◆ **What the exercise asks**: Report how many lines in the records hold the string "isprekidani"; give the number and nothing else.

◆ **Extracted data**:
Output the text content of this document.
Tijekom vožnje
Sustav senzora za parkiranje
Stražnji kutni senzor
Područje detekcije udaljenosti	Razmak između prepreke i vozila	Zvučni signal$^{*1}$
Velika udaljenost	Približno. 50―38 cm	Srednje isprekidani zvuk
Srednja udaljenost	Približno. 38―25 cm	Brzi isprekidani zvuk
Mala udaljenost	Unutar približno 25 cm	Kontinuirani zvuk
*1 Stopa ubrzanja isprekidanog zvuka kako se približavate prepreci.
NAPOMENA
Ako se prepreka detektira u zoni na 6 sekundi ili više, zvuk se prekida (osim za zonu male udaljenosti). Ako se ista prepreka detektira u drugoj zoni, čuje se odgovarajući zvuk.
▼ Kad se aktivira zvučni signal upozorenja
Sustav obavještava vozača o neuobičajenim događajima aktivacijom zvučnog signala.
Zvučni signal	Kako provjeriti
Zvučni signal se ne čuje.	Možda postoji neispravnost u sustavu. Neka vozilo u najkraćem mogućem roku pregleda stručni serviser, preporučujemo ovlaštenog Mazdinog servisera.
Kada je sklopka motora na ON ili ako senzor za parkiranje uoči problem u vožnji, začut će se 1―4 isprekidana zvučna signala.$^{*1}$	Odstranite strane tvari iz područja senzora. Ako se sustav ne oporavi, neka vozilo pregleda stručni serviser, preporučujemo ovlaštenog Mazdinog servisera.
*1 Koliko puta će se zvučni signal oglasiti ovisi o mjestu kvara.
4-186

◆ **Result for this task**: 2